## Short task
Extract all lines that hold the string "liên".

## Record extracts

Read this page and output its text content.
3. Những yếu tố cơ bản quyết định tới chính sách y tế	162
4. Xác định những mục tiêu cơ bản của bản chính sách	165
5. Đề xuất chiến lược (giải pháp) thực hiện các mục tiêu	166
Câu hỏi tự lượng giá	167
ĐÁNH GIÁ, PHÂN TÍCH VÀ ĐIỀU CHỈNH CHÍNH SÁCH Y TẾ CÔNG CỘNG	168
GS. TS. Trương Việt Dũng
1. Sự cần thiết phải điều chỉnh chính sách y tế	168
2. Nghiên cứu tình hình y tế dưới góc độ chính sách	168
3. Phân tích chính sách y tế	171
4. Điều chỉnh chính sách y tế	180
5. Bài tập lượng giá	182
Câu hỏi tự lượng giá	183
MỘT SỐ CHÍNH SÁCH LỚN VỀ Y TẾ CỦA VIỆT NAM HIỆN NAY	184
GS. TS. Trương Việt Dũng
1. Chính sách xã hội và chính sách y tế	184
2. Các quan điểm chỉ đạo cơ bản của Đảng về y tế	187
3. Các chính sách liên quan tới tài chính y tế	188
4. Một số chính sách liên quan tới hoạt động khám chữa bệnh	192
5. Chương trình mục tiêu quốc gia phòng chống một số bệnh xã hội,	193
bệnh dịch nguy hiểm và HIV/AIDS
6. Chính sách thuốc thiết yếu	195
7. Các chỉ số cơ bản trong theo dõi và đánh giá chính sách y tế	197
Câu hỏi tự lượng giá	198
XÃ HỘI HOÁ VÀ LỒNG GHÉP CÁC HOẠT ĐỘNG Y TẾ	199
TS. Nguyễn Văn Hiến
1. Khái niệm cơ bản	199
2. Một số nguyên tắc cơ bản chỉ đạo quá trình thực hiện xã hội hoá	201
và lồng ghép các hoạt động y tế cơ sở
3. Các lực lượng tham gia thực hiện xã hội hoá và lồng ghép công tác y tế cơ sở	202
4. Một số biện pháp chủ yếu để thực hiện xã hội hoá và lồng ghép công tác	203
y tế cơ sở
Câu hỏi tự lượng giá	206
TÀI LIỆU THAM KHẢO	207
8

## Output for this exercise
3. Các chính sách liên quan tới tài chính y tế	188
4. Một số chính sách liên quan tới hoạt động khám chữa bệnh	192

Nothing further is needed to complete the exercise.